* [To do]: List each line in which the string "this" appears.

* [Extracted entries]:
%%

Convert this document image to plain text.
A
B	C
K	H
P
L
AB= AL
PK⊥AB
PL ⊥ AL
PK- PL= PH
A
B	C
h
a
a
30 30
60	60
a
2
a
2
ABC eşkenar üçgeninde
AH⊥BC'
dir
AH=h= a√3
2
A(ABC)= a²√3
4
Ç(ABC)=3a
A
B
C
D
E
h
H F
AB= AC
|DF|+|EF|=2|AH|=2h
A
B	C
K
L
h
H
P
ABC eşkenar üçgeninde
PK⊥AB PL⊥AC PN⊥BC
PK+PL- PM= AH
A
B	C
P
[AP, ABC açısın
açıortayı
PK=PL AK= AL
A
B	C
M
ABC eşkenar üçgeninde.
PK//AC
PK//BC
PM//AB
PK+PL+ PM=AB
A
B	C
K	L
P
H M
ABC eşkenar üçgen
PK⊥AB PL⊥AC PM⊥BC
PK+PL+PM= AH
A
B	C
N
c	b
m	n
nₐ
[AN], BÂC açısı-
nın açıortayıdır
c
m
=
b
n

%%
%%

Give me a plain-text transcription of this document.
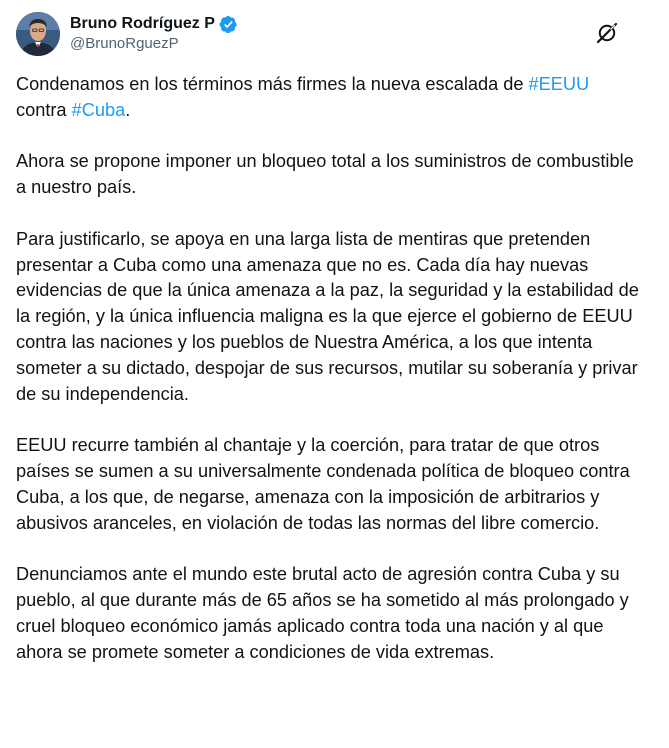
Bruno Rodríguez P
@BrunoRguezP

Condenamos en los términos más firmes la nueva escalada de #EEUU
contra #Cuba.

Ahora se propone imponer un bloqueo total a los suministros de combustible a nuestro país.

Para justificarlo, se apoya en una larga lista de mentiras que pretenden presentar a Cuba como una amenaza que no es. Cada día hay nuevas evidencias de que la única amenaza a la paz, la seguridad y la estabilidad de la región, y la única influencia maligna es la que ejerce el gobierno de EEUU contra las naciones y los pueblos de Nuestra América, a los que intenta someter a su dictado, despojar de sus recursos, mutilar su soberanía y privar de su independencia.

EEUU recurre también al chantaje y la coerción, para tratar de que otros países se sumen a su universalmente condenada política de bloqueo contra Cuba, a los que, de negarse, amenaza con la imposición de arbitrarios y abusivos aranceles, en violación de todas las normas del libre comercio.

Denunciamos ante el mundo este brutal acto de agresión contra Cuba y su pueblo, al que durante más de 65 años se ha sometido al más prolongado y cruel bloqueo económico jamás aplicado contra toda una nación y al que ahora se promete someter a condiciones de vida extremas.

%%

* [Reply]:
Convert this document image to plain text.
Give me a plain-text transcription of this document.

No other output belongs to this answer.